Please reproduce, exactly as they appear, the lines of the items below that begin with the line containing "recent-symbol[interactable]: ① (408, 428, 438, 459)" and end with the line containing "rotation-handle[interactable] (376, 52, 386, 62)", including both of those lines, and nothing else.

**Stored records**
---
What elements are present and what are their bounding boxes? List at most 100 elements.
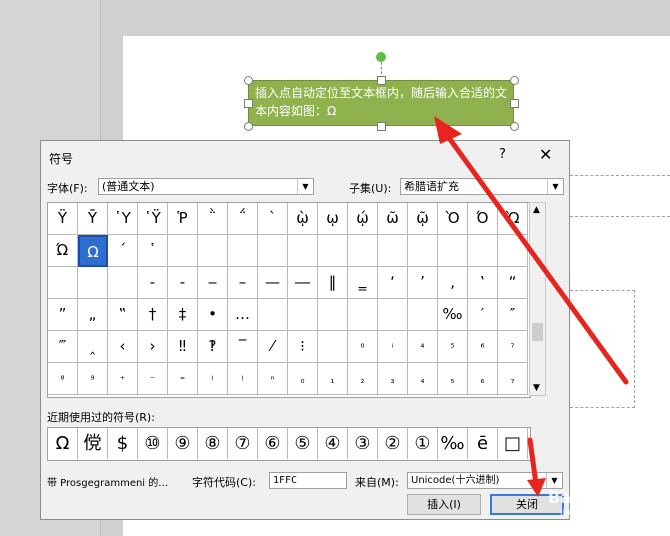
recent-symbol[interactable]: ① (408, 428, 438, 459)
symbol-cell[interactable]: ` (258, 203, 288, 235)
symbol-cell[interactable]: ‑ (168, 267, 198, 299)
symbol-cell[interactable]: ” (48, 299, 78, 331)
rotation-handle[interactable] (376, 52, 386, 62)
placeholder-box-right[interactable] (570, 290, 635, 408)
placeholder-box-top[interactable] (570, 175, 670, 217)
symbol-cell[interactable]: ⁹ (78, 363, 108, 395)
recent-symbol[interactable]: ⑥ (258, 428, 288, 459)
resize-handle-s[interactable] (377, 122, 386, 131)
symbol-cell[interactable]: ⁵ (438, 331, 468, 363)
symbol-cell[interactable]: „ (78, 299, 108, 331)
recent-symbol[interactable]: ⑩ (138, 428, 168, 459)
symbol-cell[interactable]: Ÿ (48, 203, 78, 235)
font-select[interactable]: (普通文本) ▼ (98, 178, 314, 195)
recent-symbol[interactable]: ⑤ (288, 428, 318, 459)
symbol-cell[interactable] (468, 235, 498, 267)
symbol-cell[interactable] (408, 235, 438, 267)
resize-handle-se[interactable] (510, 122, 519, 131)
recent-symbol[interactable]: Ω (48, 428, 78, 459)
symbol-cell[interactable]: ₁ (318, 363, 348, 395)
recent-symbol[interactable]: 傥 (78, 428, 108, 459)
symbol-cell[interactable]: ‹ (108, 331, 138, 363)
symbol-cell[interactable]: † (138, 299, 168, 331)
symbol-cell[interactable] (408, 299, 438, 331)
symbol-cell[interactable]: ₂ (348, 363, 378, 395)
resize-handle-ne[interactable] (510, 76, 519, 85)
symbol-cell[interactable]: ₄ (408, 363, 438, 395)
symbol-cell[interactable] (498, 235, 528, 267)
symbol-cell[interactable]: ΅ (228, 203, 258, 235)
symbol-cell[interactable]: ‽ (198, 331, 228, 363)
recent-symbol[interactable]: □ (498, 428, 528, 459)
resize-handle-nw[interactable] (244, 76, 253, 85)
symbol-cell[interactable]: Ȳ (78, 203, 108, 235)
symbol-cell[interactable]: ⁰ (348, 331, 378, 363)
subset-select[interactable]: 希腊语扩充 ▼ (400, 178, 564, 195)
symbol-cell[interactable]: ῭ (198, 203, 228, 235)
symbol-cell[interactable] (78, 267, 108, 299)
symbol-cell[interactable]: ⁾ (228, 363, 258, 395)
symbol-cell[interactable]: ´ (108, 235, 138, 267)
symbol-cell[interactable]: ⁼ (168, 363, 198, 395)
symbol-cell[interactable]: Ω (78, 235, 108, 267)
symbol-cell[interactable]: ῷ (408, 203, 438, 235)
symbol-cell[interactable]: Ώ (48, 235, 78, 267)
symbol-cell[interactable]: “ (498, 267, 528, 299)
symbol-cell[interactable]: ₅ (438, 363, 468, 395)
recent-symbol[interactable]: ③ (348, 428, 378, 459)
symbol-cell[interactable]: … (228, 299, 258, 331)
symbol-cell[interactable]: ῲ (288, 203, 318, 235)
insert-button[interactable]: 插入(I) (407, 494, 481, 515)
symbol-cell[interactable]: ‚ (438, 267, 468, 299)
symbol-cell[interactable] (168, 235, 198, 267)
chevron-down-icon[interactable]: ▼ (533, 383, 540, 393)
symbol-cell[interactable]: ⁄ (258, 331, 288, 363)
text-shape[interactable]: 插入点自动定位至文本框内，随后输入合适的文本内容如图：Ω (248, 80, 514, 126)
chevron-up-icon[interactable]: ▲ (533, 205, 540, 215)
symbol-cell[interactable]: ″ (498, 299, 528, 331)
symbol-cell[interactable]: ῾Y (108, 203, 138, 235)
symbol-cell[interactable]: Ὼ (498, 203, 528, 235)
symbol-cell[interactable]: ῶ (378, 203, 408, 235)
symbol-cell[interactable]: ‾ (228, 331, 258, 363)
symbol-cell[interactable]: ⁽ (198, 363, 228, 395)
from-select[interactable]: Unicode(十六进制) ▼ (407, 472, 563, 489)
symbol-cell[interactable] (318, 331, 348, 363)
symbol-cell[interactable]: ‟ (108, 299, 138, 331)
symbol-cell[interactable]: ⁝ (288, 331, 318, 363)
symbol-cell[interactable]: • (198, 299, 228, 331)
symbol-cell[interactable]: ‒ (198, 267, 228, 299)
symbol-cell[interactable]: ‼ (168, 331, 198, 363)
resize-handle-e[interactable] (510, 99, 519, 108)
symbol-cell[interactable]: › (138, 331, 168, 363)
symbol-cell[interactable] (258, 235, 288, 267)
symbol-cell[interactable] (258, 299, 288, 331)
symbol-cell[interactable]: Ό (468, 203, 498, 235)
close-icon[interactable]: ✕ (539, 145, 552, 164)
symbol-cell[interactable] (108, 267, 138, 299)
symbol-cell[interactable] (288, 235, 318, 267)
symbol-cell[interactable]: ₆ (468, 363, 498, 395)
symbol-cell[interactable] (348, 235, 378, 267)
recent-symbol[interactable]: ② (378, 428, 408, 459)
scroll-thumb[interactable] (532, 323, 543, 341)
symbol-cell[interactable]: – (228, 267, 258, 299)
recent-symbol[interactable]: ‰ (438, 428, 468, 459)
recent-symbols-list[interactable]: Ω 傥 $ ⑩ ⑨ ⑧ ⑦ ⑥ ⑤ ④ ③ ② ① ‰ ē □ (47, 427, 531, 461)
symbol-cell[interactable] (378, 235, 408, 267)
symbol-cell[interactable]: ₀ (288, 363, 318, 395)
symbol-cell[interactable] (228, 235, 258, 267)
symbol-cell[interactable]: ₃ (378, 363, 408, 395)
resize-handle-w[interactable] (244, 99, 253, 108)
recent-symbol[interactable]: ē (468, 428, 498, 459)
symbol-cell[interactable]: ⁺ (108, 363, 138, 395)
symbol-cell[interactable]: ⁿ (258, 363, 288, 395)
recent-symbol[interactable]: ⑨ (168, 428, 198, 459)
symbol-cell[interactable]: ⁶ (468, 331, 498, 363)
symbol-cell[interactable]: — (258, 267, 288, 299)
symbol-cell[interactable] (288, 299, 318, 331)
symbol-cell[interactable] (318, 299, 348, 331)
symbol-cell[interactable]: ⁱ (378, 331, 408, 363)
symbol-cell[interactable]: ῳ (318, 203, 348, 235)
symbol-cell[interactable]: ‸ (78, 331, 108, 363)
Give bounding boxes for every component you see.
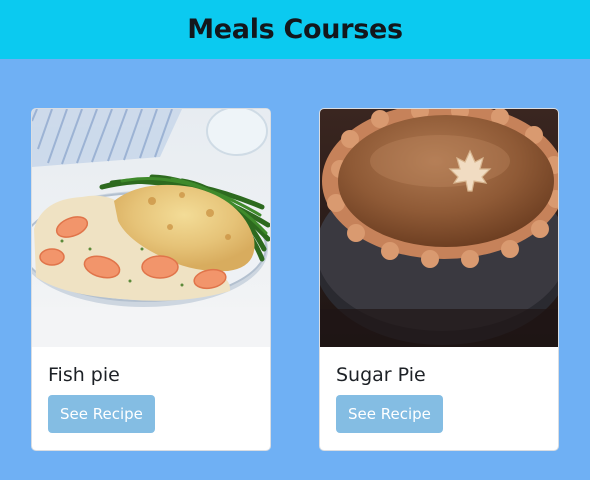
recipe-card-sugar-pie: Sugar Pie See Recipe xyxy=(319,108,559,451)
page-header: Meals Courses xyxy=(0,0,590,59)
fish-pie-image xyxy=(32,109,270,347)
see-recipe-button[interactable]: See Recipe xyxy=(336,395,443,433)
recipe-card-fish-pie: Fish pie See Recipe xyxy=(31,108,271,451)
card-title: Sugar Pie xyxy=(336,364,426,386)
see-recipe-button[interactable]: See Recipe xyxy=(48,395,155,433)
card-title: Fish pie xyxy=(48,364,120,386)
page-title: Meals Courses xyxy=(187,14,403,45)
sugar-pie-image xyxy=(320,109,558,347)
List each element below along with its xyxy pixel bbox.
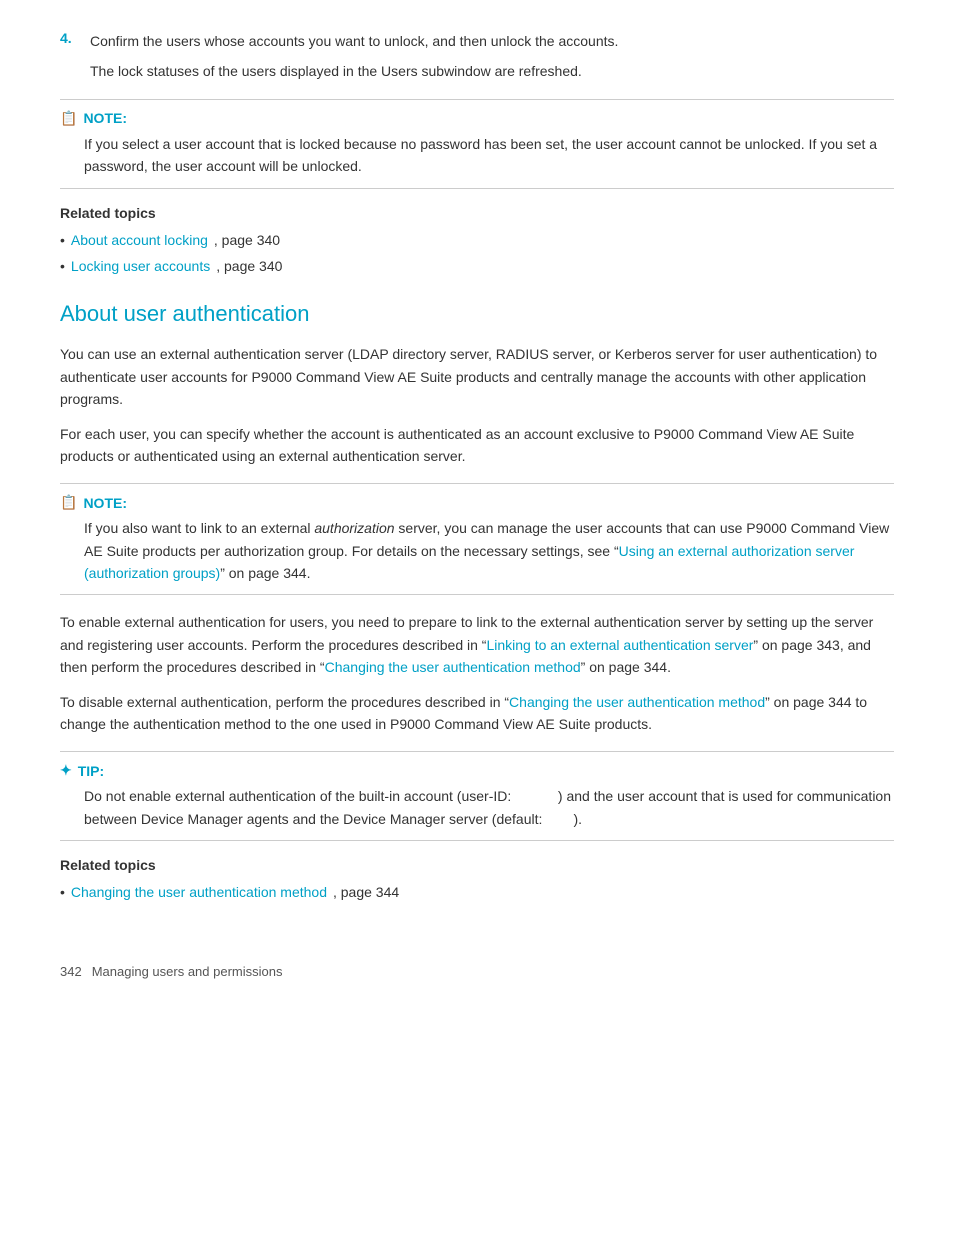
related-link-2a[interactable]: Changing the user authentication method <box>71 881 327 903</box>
---
**Solution**
recent-symbol[interactable]: ① (408, 428, 438, 459)
symbol-cell[interactable]: ` (258, 203, 288, 235)
symbol-cell[interactable]: ‑ (168, 267, 198, 299)
symbol-cell[interactable]: ” (48, 299, 78, 331)
rotation-handle[interactable] (376, 52, 386, 62)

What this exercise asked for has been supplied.